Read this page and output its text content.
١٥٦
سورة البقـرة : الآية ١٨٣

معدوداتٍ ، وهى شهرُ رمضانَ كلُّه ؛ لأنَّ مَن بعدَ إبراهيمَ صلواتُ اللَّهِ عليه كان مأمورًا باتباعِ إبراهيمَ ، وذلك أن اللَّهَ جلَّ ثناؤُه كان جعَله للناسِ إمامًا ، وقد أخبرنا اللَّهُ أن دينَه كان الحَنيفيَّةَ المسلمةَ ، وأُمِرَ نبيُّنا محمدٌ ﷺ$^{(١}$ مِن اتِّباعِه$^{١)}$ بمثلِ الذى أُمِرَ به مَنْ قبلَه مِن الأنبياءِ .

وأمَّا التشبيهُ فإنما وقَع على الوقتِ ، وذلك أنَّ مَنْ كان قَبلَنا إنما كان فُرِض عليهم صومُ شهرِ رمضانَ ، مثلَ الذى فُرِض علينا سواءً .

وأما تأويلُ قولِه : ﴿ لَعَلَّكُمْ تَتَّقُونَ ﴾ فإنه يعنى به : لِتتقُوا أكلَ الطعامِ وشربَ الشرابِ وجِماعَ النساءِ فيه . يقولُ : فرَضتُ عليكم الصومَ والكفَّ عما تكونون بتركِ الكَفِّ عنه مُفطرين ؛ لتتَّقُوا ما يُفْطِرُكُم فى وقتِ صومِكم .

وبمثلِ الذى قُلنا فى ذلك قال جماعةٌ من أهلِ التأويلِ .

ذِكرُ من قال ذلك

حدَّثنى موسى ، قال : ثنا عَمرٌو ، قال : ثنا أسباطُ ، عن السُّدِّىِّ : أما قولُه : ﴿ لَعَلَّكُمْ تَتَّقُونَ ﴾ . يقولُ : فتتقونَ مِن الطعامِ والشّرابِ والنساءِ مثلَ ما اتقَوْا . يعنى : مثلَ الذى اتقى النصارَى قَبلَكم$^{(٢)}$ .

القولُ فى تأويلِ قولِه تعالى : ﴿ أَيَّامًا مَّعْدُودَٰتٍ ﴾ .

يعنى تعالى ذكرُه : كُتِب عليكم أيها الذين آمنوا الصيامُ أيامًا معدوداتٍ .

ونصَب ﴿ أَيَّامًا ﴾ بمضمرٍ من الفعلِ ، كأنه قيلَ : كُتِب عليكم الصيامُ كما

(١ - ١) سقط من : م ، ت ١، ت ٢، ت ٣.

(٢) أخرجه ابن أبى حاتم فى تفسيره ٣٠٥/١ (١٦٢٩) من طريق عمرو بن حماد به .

> **WHAT YOU HAVE TO DO**:
Pick out and copy the lines of the entries that hold the string "يقول".

> **EXERCISE OUTPUT**:
وأما تأويلُ قولِه : ﴿ لَعَلَّكُمْ تَتَّقُونَ ﴾ فإنه يعنى به : لِتتقُوا أكلَ الطعامِ وشربَ الشرابِ وجِماعَ النساءِ فيه . يقولُ : فرَضتُ عليكم الصومَ والكفَّ عما تكونون بتركِ الكَفِّ عنه مُفطرين ؛ لتتَّقُوا ما يُفْطِرُكُم فى وقتِ صومِكم .
حدَّثنى موسى ، قال : ثنا عَمرٌو ، قال : ثنا أسباطُ ، عن السُّدِّىِّ : أما قولُه : ﴿ لَعَلَّكُمْ تَتَّقُونَ ﴾ . يقولُ : فتتقونَ مِن الطعامِ والشّرابِ والنساءِ مثلَ ما اتقَوْا . يعنى : مثلَ الذى اتقى النصارَى قَبلَكم$^{(٢)}$ .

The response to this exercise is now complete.